● Source data

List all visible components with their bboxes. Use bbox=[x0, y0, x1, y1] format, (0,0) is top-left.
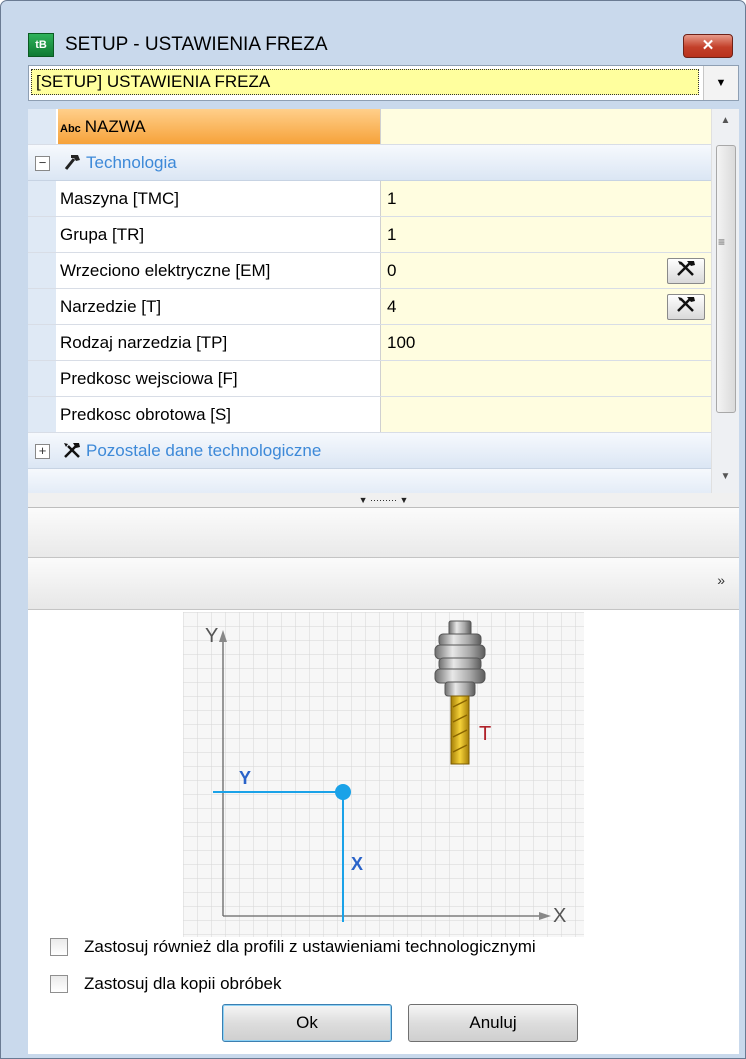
property-row-rotation[interactable]: Predkosc obrotowa [S] bbox=[28, 397, 711, 433]
tool-label: T bbox=[479, 723, 491, 745]
spindle-value: 0 bbox=[387, 261, 397, 280]
text-type-icon: Abc bbox=[60, 123, 81, 135]
expand-icon[interactable]: + bbox=[35, 444, 50, 459]
tools-picker-button[interactable] bbox=[667, 258, 705, 284]
property-label: Predkosc wejsciowa [F] bbox=[58, 361, 380, 396]
tools-icon bbox=[62, 440, 82, 465]
apply-copies-checkbox[interactable] bbox=[50, 975, 68, 993]
apply-profiles-checkbox[interactable] bbox=[50, 938, 68, 956]
property-label-text: NAZWA bbox=[84, 117, 146, 136]
dialog-content: Abc NAZWA − Technologia Maszyna [TMC] 1 G… bbox=[28, 109, 739, 1054]
property-label: Predkosc obrotowa [S] bbox=[58, 397, 380, 432]
property-row-feed[interactable]: Predkosc wejsciowa [F] bbox=[28, 361, 711, 397]
y-axis-label: Y bbox=[205, 625, 218, 647]
cancel-button[interactable]: Anuluj bbox=[408, 1004, 578, 1042]
tools-picker-button[interactable] bbox=[667, 294, 705, 320]
tool-preview: T Y X Y X bbox=[183, 612, 584, 937]
property-label: Rodzaj narzedzia [TP] bbox=[58, 325, 380, 360]
title-bar[interactable]: tB SETUP - USTAWIENIA FREZA ✕ bbox=[1, 1, 745, 63]
feed-speed-field[interactable] bbox=[380, 361, 711, 396]
group-field[interactable]: 1 bbox=[380, 217, 711, 252]
setup-selector-value: [SETUP] USTAWIENIA FREZA bbox=[31, 69, 699, 95]
property-row-name[interactable]: Abc NAZWA bbox=[28, 109, 711, 145]
close-button[interactable]: ✕ bbox=[683, 34, 733, 58]
dialog-window: tB SETUP - USTAWIENIA FREZA ✕ [SETUP] US… bbox=[0, 0, 746, 1059]
apply-copies-label: Zastosuj dla kopii obróbek bbox=[84, 974, 282, 993]
property-label: Wrzeciono elektryczne [EM] bbox=[58, 253, 380, 288]
rotation-speed-field[interactable] bbox=[380, 397, 711, 432]
info-panel bbox=[28, 508, 739, 558]
y-offset-label: Y bbox=[239, 768, 251, 788]
property-row-machine[interactable]: Maszyna [TMC] 1 bbox=[28, 181, 711, 217]
apply-profiles-label: Zastosuj również dla profili z ustawieni… bbox=[84, 937, 536, 956]
double-chevron-down-icon[interactable]: » bbox=[717, 572, 725, 588]
property-label: Abc NAZWA bbox=[58, 109, 380, 144]
x-offset-label: X bbox=[351, 854, 363, 874]
scroll-up-icon[interactable]: ▲ bbox=[712, 109, 739, 133]
property-row-group[interactable]: Grupa [TR] 1 bbox=[28, 217, 711, 253]
property-row-tool-type[interactable]: Rodzaj narzedzia [TP] 100 bbox=[28, 325, 711, 361]
scrollbar-thumb[interactable] bbox=[716, 145, 736, 413]
property-grid: Abc NAZWA − Technologia Maszyna [TMC] 1 G… bbox=[28, 109, 711, 493]
group-title: Technologia bbox=[86, 153, 177, 172]
group-title: Pozostale dane technologiczne bbox=[86, 441, 322, 460]
property-label: Narzedzie [T] bbox=[58, 289, 380, 324]
splitter-handle[interactable]: ▼ ⋯⋯⋯ ▼ bbox=[28, 493, 739, 508]
name-field[interactable] bbox=[380, 109, 711, 144]
preview-drawing: T Y X Y X bbox=[183, 612, 584, 937]
tools-icon bbox=[677, 297, 695, 312]
tool-value: 4 bbox=[387, 297, 397, 316]
scroll-down-icon[interactable]: ▼ bbox=[712, 465, 739, 489]
group-partial-row bbox=[28, 469, 711, 493]
window-title: SETUP - USTAWIENIA FREZA bbox=[65, 34, 328, 55]
setup-selector[interactable]: [SETUP] USTAWIENIA FREZA ▼ bbox=[28, 65, 739, 101]
spindle-field[interactable]: 0 bbox=[380, 253, 711, 288]
property-label: Maszyna [TMC] bbox=[58, 181, 380, 216]
ok-button[interactable]: Ok bbox=[222, 1004, 392, 1042]
property-row-tool[interactable]: Narzedzie [T] 4 bbox=[28, 289, 711, 325]
group-technology[interactable]: − Technologia bbox=[28, 145, 711, 181]
x-axis-label: X bbox=[553, 905, 566, 927]
tools-icon bbox=[677, 261, 695, 276]
vertical-scrollbar[interactable]: ▲ ≡ ▼ bbox=[711, 109, 739, 493]
property-row-spindle[interactable]: Wrzeciono elektryczne [EM] 0 bbox=[28, 253, 711, 289]
dropdown-arrow-icon[interactable]: ▼ bbox=[703, 66, 738, 100]
origin-point bbox=[335, 784, 351, 800]
expand-panel[interactable]: » bbox=[28, 558, 739, 610]
property-label: Grupa [TR] bbox=[58, 217, 380, 252]
tool-field[interactable]: 4 bbox=[380, 289, 711, 324]
machine-field[interactable]: 1 bbox=[380, 181, 711, 216]
grip-icon: ≡ bbox=[718, 235, 726, 249]
hammer-icon bbox=[62, 152, 82, 177]
app-icon: tB bbox=[28, 33, 54, 57]
group-other-tech[interactable]: + Pozostale dane technologiczne bbox=[28, 433, 711, 469]
collapse-icon[interactable]: − bbox=[35, 156, 50, 171]
tool-type-field[interactable]: 100 bbox=[380, 325, 711, 360]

● TASK BRIEF
Return every line of the records above unchanged, leaving out the pictures.

● SOLUTION TO THIS TASK
List all visible components with their bboxes. Use bbox=[x0, y0, x1, y1] format, (0,0) is top-left.
property-row-rotation[interactable]: Predkosc obrotowa [S] bbox=[28, 397, 711, 433]
tool-label: T bbox=[479, 723, 491, 745]
spindle-value: 0 bbox=[387, 261, 397, 280]
text-type-icon: Abc bbox=[60, 123, 81, 135]
expand-icon[interactable]: + bbox=[35, 444, 50, 459]
tools-picker-button[interactable] bbox=[667, 258, 705, 284]
property-label: Predkosc wejsciowa [F] bbox=[58, 361, 380, 396]
tools-icon bbox=[62, 440, 82, 465]
apply-copies-checkbox[interactable] bbox=[50, 975, 68, 993]
apply-profiles-checkbox[interactable] bbox=[50, 938, 68, 956]
property-label-text: NAZWA bbox=[84, 117, 146, 136]
dialog-content: Abc NAZWA − Technologia Maszyna [TMC] 1 G… bbox=[28, 109, 739, 1054]
property-label: Predkosc obrotowa [S] bbox=[58, 397, 380, 432]
property-row-feed[interactable]: Predkosc wejsciowa [F] bbox=[28, 361, 711, 397]
y-axis-label: Y bbox=[205, 625, 218, 647]
cancel-button[interactable]: Anuluj bbox=[408, 1004, 578, 1042]
tools-picker-button[interactable] bbox=[667, 294, 705, 320]
tool-preview: T Y X Y X bbox=[183, 612, 584, 937]
property-label: Rodzaj narzedzia [TP] bbox=[58, 325, 380, 360]
title-bar[interactable]: tB SETUP - USTAWIENIA FREZA ✕ bbox=[1, 1, 745, 63]
feed-speed-field[interactable] bbox=[380, 361, 711, 396]
group-field[interactable]: 1 bbox=[380, 217, 711, 252]
setup-selector-value: [SETUP] USTAWIENIA FREZA bbox=[31, 69, 699, 95]
property-row-name[interactable]: Abc NAZWA bbox=[28, 109, 711, 145]
close-button[interactable]: ✕ bbox=[683, 34, 733, 58]
dialog-window: tB SETUP - USTAWIENIA FREZA ✕ [SETUP] US… bbox=[0, 0, 746, 1059]
apply-copies-label: Zastosuj dla kopii obróbek bbox=[84, 974, 282, 993]
property-label: Wrzeciono elektryczne [EM] bbox=[58, 253, 380, 288]
rotation-speed-field[interactable] bbox=[380, 397, 711, 432]
info-panel bbox=[28, 508, 739, 558]
y-offset-label: Y bbox=[239, 768, 251, 788]
property-row-machine[interactable]: Maszyna [TMC] 1 bbox=[28, 181, 711, 217]
apply-profiles-label: Zastosuj również dla profili z ustawieni… bbox=[84, 937, 536, 956]
double-chevron-down-icon[interactable]: » bbox=[717, 572, 725, 588]
property-label: Abc NAZWA bbox=[58, 109, 380, 144]
x-offset-label: X bbox=[351, 854, 363, 874]
scroll-up-icon[interactable]: ▲ bbox=[712, 109, 739, 133]
property-row-group[interactable]: Grupa [TR] 1 bbox=[28, 217, 711, 253]
property-row-tool-type[interactable]: Rodzaj narzedzia [TP] 100 bbox=[28, 325, 711, 361]
scrollbar-thumb[interactable] bbox=[716, 145, 736, 413]
property-grid: Abc NAZWA − Technologia Maszyna [TMC] 1 G… bbox=[28, 109, 711, 493]
group-title: Technologia bbox=[86, 153, 177, 172]
group-title: Pozostale dane technologiczne bbox=[86, 441, 322, 460]
property-label: Narzedzie [T] bbox=[58, 289, 380, 324]
splitter-handle[interactable]: ▼ ⋯⋯⋯ ▼ bbox=[28, 493, 739, 508]
name-field[interactable] bbox=[380, 109, 711, 144]
preview-drawing: T Y X Y X bbox=[183, 612, 584, 937]
tools-icon bbox=[677, 297, 695, 312]
tool-value: 4 bbox=[387, 297, 397, 316]
scroll-down-icon[interactable]: ▼ bbox=[712, 465, 739, 489]
group-partial-row bbox=[28, 469, 711, 493]
window-title: SETUP - USTAWIENIA FREZA bbox=[65, 34, 328, 55]
setup-selector[interactable]: [SETUP] USTAWIENIA FREZA ▼ bbox=[28, 65, 739, 101]
spindle-field[interactable]: 0 bbox=[380, 253, 711, 288]
property-label: Maszyna [TMC] bbox=[58, 181, 380, 216]
ok-button[interactable]: Ok bbox=[222, 1004, 392, 1042]
property-row-tool[interactable]: Narzedzie [T] 4 bbox=[28, 289, 711, 325]
group-technology[interactable]: − Technologia bbox=[28, 145, 711, 181]
x-axis-label: X bbox=[553, 905, 566, 927]
tools-icon bbox=[677, 261, 695, 276]
vertical-scrollbar[interactable]: ▲ ≡ ▼ bbox=[711, 109, 739, 493]
property-row-spindle[interactable]: Wrzeciono elektryczne [EM] 0 bbox=[28, 253, 711, 289]
dropdown-arrow-icon[interactable]: ▼ bbox=[703, 66, 738, 100]
origin-point bbox=[335, 784, 351, 800]
expand-panel[interactable]: » bbox=[28, 558, 739, 610]
property-label: Grupa [TR] bbox=[58, 217, 380, 252]
tool-field[interactable]: 4 bbox=[380, 289, 711, 324]
machine-field[interactable]: 1 bbox=[380, 181, 711, 216]
grip-icon: ≡ bbox=[718, 235, 726, 249]
hammer-icon bbox=[62, 152, 82, 177]
app-icon: tB bbox=[28, 33, 54, 57]
group-other-tech[interactable]: + Pozostale dane technologiczne bbox=[28, 433, 711, 469]
collapse-icon[interactable]: − bbox=[35, 156, 50, 171]
tool-type-field[interactable]: 100 bbox=[380, 325, 711, 360]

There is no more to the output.